# Set problem
Restate each of the lines given below, word for word.
________________
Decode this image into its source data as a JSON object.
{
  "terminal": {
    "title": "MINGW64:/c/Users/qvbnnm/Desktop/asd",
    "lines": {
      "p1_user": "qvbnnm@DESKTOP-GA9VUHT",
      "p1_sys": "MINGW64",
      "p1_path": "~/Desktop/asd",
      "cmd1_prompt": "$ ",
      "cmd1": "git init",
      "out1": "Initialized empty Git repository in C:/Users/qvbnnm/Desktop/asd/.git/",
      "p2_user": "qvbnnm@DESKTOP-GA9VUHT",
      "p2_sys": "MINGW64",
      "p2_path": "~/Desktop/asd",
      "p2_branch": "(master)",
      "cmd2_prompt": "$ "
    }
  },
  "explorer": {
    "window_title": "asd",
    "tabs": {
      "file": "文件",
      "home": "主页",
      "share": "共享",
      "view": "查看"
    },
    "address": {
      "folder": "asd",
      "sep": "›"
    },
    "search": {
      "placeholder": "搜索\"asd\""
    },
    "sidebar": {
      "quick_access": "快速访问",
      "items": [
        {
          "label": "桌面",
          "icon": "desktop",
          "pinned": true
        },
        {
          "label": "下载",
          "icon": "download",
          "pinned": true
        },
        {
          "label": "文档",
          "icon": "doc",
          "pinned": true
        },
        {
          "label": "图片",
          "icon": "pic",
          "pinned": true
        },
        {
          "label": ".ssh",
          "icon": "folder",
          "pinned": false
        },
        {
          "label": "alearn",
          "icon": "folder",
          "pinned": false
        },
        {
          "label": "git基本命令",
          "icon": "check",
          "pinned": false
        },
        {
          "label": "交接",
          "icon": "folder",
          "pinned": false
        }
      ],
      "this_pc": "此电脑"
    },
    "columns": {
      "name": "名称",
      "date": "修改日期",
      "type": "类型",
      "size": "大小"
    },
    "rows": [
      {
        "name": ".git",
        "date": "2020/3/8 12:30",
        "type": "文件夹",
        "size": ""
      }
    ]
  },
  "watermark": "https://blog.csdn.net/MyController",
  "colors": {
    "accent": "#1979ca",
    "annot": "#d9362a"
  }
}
________________
# Solution below
Decode this image into its source data as a JSON object.
{
  "terminal": {
    "title": "MINGW64:/c/Users/qvbnnm/Desktop/asd",
    "lines": {
      "p1_user": "qvbnnm@DESKTOP-GA9VUHT",
      "p1_sys": "MINGW64",
      "p1_path": "~/Desktop/asd",
      "cmd1_prompt": "$ ",
      "cmd1": "git init",
      "out1": "Initialized empty Git repository in C:/Users/qvbnnm/Desktop/asd/.git/",
      "p2_user": "qvbnnm@DESKTOP-GA9VUHT",
      "p2_sys": "MINGW64",
      "p2_path": "~/Desktop/asd",
      "p2_branch": "(master)",
      "cmd2_prompt": "$ "
    }
  },
  "explorer": {
    "window_title": "asd",
    "tabs": {
      "file": "文件",
      "home": "主页",
      "share": "共享",
      "view": "查看"
    },
    "address": {
      "folder": "asd",
      "sep": "›"
    },
    "search": {
      "placeholder": "搜索\"asd\""
    },
    "sidebar": {
      "quick_access": "快速访问",
      "items": [
        {
          "label": "桌面",
          "icon": "desktop",
          "pinned": true
        },
        {
          "label": "下载",
          "icon": "download",
          "pinned": true
        },
        {
          "label": "文档",
          "icon": "doc",
          "pinned": true
        },
        {
          "label": "图片",
          "icon": "pic",
          "pinned": true
        },
        {
          "label": ".ssh",
          "icon": "folder",
          "pinned": false
        },
        {
          "label": "alearn",
          "icon": "folder",
          "pinned": false
        },
        {
          "label": "git基本命令",
          "icon": "check",
          "pinned": false
        },
        {
          "label": "交接",
          "icon": "folder",
          "pinned": false
        }
      ],
      "this_pc": "此电脑"
    },
    "columns": {
      "name": "名称",
      "date": "修改日期",
      "type": "类型",
      "size": "大小"
    },
    "rows": [
      {
        "name": ".git",
        "date": "2020/3/8 12:30",
        "type": "文件夹",
        "size": ""
      }
    ]
  },
  "watermark": "https://blog.csdn.net/MyController",
  "colors": {
    "accent": "#1979ca",
    "annot": "#d9362a"
  }
}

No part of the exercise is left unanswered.